▸ **WHAT IS NEEDED**
Identify each line holding the string "Kali" and copy it.

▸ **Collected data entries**

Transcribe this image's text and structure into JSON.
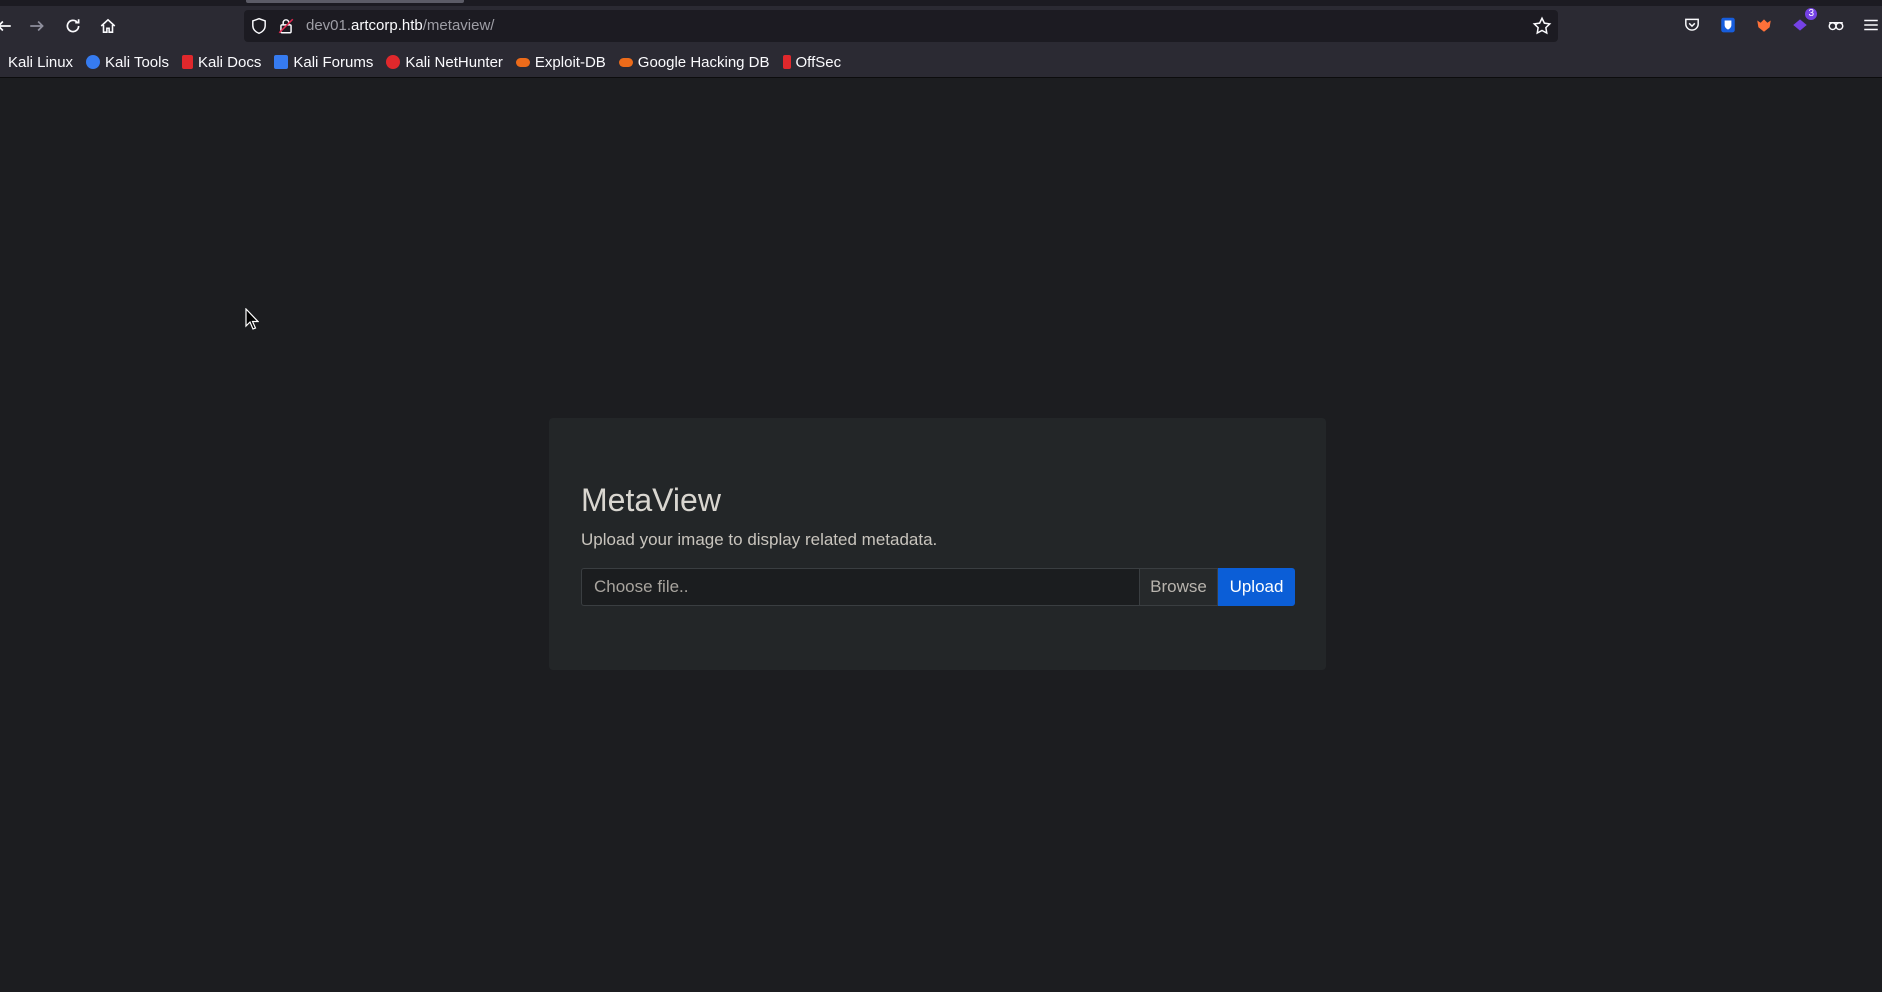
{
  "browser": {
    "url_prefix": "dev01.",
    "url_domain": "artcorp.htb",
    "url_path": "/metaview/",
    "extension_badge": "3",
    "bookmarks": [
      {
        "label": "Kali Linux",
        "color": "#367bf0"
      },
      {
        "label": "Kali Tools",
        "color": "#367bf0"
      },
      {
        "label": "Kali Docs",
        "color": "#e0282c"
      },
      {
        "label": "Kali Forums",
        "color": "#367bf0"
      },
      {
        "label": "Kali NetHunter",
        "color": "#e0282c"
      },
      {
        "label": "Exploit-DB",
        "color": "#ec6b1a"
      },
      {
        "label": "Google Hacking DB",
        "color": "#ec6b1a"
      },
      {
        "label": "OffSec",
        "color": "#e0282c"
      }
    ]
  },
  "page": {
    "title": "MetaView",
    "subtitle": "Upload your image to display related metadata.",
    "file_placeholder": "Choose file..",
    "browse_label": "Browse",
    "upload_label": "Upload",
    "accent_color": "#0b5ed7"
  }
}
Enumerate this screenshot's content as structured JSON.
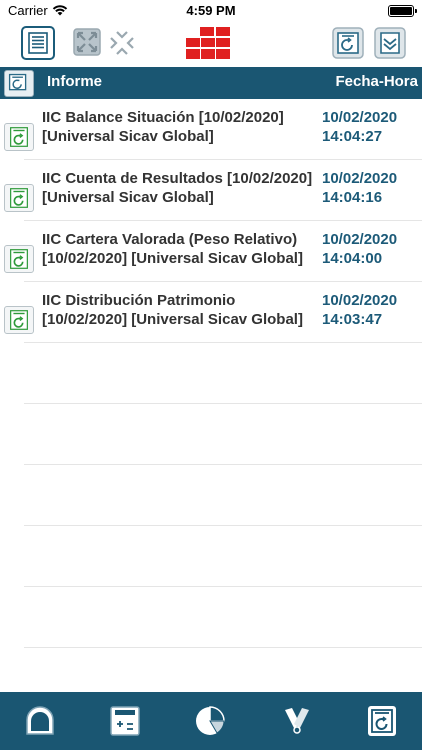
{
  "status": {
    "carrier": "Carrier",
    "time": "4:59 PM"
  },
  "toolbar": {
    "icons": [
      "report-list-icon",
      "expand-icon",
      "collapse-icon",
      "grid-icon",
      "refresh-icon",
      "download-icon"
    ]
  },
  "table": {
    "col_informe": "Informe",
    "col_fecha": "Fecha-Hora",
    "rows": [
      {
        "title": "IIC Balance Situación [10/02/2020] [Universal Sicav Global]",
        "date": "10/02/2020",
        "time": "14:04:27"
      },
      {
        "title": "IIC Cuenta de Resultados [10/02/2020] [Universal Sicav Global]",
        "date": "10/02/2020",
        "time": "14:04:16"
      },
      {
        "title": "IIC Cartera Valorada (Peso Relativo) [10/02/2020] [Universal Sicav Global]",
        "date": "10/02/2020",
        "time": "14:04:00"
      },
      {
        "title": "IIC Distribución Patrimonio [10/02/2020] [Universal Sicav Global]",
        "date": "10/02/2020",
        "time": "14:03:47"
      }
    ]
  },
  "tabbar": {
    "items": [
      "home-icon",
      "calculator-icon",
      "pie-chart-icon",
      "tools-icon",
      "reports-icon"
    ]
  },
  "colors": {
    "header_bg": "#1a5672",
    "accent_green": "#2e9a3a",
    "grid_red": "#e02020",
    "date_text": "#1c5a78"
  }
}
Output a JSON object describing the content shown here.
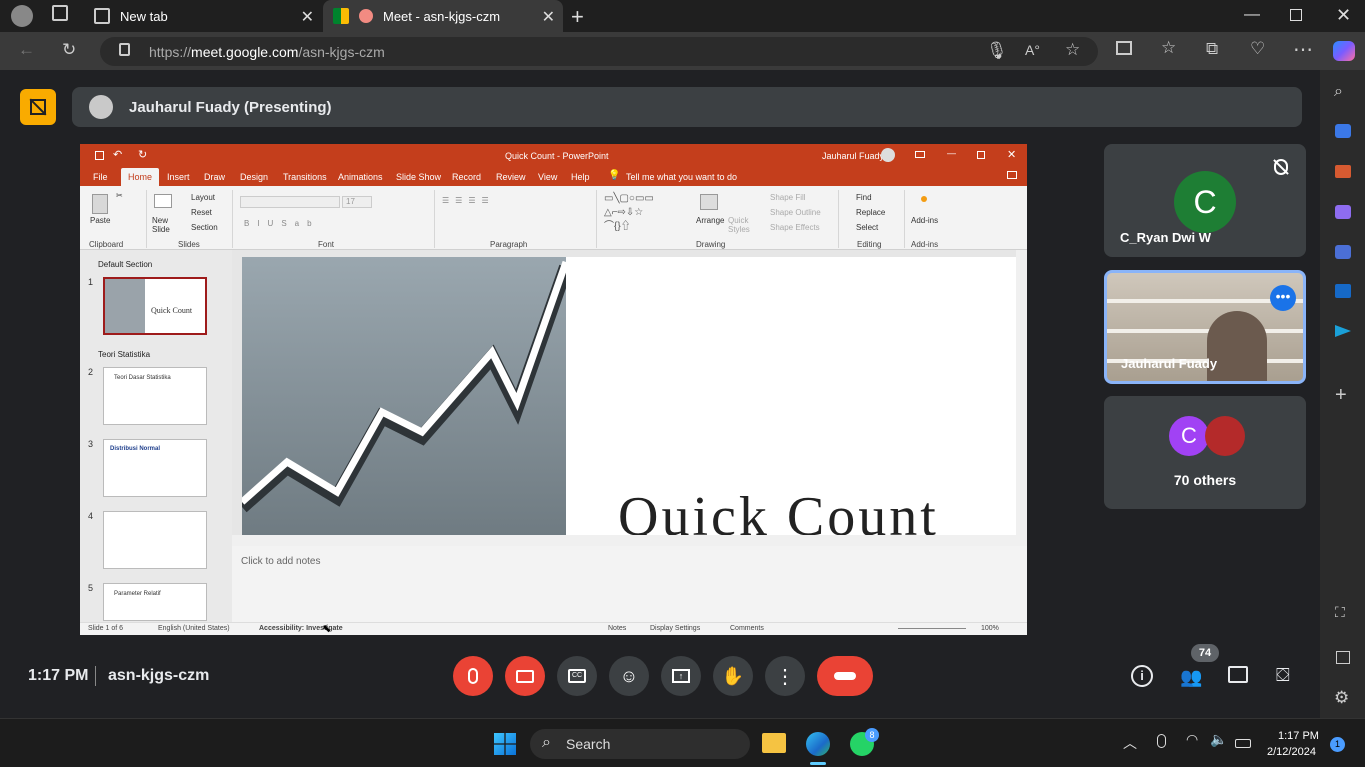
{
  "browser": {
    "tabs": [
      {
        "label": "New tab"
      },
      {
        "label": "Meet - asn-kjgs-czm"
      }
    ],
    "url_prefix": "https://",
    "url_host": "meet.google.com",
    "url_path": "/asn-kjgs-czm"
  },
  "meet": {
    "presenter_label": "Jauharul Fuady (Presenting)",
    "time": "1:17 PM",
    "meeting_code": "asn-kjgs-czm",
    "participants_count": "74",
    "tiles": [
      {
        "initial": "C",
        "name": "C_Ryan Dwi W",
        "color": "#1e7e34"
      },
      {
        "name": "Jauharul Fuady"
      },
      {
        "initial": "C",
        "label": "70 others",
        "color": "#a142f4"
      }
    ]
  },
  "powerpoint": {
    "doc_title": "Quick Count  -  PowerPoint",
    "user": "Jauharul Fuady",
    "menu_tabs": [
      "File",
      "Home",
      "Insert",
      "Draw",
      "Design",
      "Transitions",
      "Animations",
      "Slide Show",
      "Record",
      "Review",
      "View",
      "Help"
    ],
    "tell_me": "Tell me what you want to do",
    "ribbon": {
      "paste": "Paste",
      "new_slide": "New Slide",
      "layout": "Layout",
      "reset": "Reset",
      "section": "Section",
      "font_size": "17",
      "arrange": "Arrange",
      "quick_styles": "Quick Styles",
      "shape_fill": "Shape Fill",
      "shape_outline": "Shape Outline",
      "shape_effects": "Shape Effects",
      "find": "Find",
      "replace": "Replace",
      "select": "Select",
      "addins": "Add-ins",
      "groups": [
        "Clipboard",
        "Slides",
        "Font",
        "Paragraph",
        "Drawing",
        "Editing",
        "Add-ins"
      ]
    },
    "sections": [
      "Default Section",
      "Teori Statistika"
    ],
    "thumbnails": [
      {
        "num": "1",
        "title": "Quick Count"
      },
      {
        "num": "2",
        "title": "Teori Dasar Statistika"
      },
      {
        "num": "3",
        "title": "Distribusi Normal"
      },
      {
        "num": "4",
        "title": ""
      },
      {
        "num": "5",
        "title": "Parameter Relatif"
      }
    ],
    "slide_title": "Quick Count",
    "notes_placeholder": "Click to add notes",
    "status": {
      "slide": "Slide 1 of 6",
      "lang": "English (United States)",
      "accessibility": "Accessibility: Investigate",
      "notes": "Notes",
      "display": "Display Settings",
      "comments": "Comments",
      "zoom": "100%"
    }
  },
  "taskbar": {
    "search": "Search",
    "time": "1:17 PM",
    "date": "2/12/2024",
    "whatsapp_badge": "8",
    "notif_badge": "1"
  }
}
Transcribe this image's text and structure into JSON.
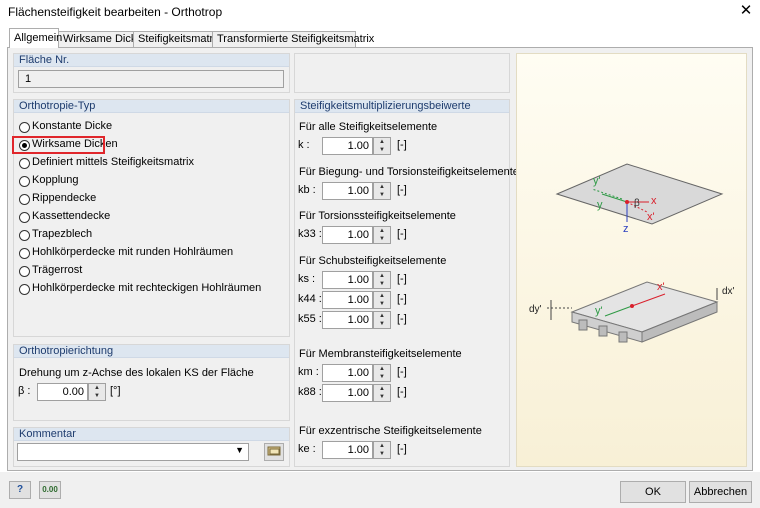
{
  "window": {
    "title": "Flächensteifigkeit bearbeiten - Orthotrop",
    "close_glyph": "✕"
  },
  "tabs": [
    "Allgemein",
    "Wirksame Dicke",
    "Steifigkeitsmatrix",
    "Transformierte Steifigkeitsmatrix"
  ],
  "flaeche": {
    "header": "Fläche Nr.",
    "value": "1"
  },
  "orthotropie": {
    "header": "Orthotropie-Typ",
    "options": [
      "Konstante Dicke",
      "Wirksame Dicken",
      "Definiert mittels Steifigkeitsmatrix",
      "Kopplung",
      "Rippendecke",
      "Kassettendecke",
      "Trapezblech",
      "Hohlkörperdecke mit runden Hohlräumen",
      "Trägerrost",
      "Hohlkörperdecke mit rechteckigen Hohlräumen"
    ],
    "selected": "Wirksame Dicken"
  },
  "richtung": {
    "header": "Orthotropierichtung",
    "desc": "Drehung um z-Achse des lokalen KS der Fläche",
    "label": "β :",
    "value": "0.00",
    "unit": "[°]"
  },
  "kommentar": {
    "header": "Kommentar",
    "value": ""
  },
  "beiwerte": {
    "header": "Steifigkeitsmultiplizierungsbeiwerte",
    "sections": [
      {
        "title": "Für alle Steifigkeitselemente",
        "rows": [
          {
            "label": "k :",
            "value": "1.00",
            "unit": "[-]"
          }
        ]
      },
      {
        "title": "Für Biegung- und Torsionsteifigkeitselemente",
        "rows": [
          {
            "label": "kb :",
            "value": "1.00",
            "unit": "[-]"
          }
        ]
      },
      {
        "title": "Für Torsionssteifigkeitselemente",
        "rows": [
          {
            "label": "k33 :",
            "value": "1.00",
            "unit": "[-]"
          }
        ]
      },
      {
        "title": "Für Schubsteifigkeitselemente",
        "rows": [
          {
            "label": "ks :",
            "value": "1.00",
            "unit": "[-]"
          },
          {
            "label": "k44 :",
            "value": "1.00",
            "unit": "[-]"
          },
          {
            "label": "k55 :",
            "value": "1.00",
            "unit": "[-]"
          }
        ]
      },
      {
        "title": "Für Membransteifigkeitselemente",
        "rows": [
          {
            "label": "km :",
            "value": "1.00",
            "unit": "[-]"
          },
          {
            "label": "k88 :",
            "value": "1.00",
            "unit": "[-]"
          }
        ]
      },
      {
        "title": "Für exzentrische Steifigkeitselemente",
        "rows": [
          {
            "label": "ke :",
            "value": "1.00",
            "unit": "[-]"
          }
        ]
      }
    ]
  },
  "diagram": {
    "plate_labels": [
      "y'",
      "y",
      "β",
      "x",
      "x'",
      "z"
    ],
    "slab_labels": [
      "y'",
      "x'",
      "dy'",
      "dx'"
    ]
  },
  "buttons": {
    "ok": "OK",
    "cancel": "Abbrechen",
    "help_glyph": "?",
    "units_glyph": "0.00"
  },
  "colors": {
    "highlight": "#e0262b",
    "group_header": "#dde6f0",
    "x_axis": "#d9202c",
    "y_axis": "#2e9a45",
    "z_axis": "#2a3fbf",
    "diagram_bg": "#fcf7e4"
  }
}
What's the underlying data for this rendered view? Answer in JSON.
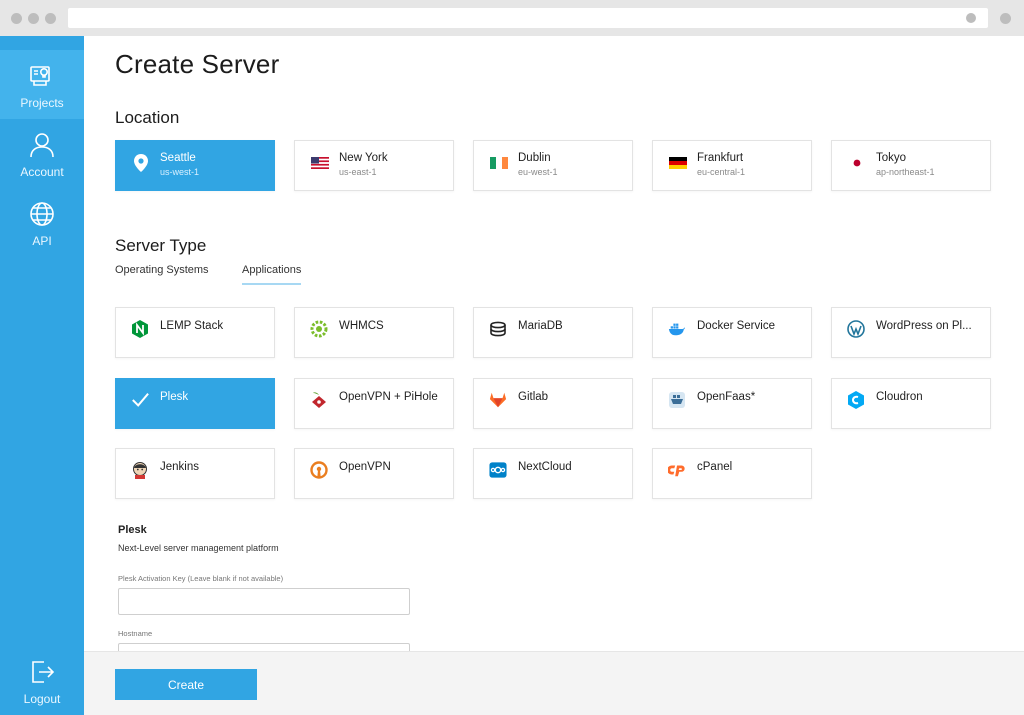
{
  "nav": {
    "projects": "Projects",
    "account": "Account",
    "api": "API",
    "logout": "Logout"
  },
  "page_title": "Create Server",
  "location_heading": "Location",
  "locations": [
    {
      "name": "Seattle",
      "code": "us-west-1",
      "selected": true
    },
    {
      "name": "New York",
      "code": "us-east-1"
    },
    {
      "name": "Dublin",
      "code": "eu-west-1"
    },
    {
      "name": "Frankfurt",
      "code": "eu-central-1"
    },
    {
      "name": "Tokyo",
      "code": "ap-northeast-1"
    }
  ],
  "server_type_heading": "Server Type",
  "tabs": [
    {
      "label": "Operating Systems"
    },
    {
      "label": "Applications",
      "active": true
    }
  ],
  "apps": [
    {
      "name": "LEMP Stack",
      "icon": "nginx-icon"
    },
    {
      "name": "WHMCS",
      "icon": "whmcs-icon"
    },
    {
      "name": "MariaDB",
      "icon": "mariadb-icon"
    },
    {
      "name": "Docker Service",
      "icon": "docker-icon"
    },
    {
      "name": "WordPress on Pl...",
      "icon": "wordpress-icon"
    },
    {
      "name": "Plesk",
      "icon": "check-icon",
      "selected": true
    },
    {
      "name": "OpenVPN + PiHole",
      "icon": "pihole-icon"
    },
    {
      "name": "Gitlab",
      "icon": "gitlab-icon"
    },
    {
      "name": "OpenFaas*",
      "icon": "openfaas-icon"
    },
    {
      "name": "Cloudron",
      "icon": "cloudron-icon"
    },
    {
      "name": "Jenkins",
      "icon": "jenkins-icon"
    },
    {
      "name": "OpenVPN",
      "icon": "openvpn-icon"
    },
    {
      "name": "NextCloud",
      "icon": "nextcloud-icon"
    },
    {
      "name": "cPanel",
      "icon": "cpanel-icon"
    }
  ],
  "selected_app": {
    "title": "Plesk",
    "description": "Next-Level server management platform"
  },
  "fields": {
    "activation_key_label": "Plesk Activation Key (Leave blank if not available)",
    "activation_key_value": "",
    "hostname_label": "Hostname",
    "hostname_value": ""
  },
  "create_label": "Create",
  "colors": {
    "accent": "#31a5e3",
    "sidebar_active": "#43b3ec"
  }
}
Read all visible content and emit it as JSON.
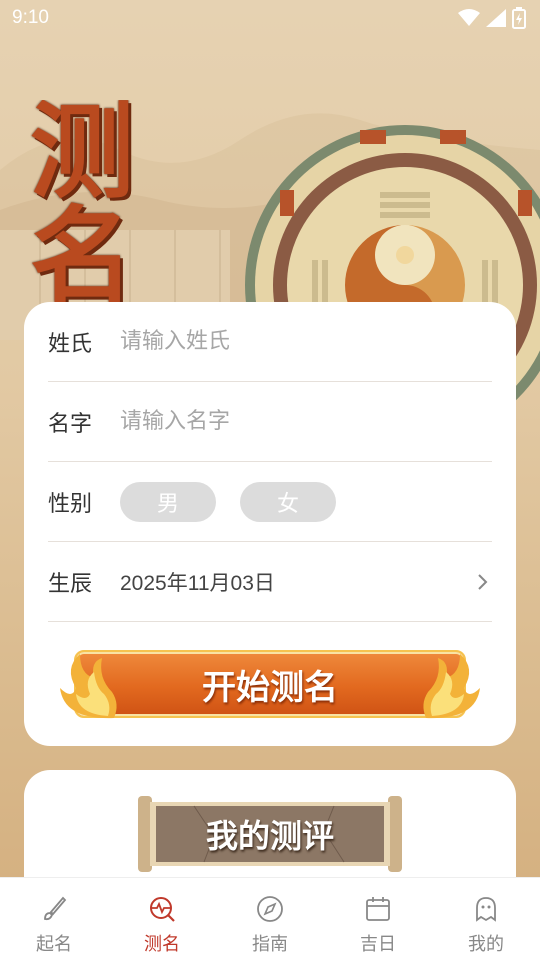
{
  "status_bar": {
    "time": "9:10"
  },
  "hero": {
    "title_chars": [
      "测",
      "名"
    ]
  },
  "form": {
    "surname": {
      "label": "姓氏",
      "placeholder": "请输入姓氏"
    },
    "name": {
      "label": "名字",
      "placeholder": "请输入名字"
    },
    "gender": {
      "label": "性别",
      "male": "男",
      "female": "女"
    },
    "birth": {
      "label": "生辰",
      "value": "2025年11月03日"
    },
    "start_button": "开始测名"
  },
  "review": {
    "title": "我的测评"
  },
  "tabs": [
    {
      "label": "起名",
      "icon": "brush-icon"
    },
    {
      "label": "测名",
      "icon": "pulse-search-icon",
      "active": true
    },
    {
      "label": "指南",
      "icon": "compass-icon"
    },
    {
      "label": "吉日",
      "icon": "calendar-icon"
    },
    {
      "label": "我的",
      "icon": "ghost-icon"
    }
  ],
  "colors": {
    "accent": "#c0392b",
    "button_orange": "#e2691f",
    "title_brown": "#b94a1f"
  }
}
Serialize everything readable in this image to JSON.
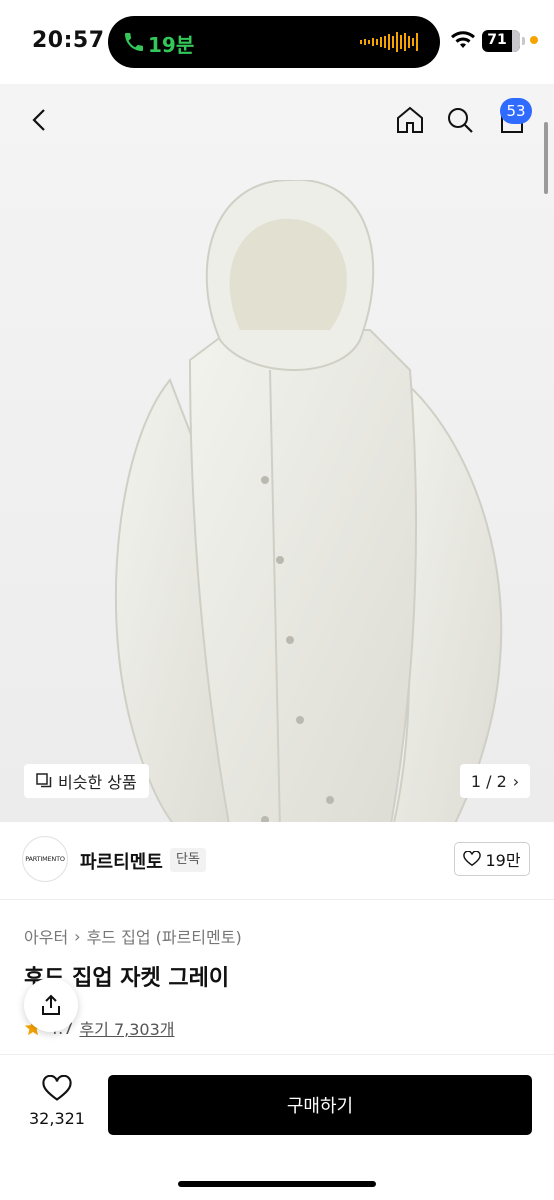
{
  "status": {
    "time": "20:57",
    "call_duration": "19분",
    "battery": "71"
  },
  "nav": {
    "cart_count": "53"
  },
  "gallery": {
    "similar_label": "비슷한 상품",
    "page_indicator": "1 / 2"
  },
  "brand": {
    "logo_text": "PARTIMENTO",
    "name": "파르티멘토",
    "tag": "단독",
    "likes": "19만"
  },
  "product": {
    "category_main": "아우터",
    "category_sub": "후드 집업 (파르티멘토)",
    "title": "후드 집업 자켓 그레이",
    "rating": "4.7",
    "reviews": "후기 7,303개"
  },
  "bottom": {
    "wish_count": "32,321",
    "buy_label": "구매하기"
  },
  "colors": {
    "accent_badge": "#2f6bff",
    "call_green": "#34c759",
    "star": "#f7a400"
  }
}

▸ **WRITTEN SOLUTION**
        "label": "Kali Linux",
        "label": "Kali Tools",
        "label": "Kali Docs",
        "label": "Kali Forums",
        "label": "Kali NetHunter",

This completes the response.